======== PASSAGE TO READ ========
For His Glory

Saturday, September 17, 2005

Spiritual Disciplines Conference

We are having Dr. Don Whitney at our church this weekend. The conference started last night (Friday) and we had 3, 50 min sessions today and he will also be preaching tommorrow. He is teaching on the Spiritual Disciplines of a Christian and it is very insightful. I hope God uses this to bring me closer to Him through this conference in ways I could never dream of. Below is just my notes from some of the sessions.

Don Whitney ~ Spiritual Disciplines
Friday Night 09-16-05

Things we pray about:
Family
Finances
Future
Work/school
Church/ministry
“Current crisis”


Praying through Psalms
Psalm 23
The psalms were used to sing to God


Second best place to pray through:
New Testament Letters
1 Thessalonians 2

3rd best place to pray through:
Narrative passages
John 8


~Break~

Session 2

Meditation on Scripture

Psalm 39:3
“While I was musing the fire burned”
Meditation causes God's fire to flame up in our minds.
We feel deeply about what we think deeply about.
Psalm 1:1-3
We have to absorb the word of God like a hard rain that does not wash away because of hard soil.
Meditation = Obedience = God's Blessing
Meditation causes us to obey God which in turn brings God's Blessing
James 1:25

So how do we meditate?
When a verse stands out in your mind, go back and meditate on it or meditate on the theme of the passage.

10 methods of meditation on Scripture

1. Repeat the verse or phrase with emphasis on a different word each time.
2. Rewrite the verse in your own words.
3. Look for application of this text - what should you do in response to it?
4. Pray through the text.
5. Ask the Philippians 4:8 Questions.
6. Ask the “Joseph Hall” Questions.
7. Discover a minimum number of insights into the text (you set the number in advance)
8. Find a link or common thread between all the chapters or paragraphs you've read.
9. Use meditation Mapping. Recommended Book:




Don Whitney ~ Spiritual Disciplines Part 2

Don Whitney ~ Sat. Morning ~ 09-17-05

Session 2


Silence & Solitude …. “For the Purpose of Godliness”
======== PROVIDED MATERIAL ========
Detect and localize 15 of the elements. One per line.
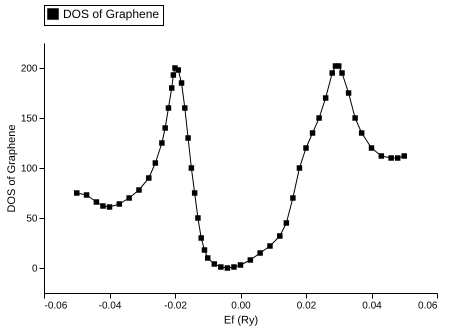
========
#### [YOUR TASKS]
(A) In the conference notes, what is named as the second best place to pray through?
(B) Write out the part of the conference notes between "Meditation = Obedience" and "your own words.", inclusive.
The data has no connection to the conference notes.

#### [SOLUTION LIST]
(A) New Testament Letters

(B)
Meditation = Obedience = God's Blessing
Meditation causes us to obey God which in turn brings God's Blessing
James 1:25

So how do we meditate?
When a verse stands out in your mind, go back and meditate on it or meditate on the theme of the passage.

10 methods of meditation on Scripture

1. Repeat the verse or phrase with emphasis on a different word each time.
2. Rewrite the verse in your own words.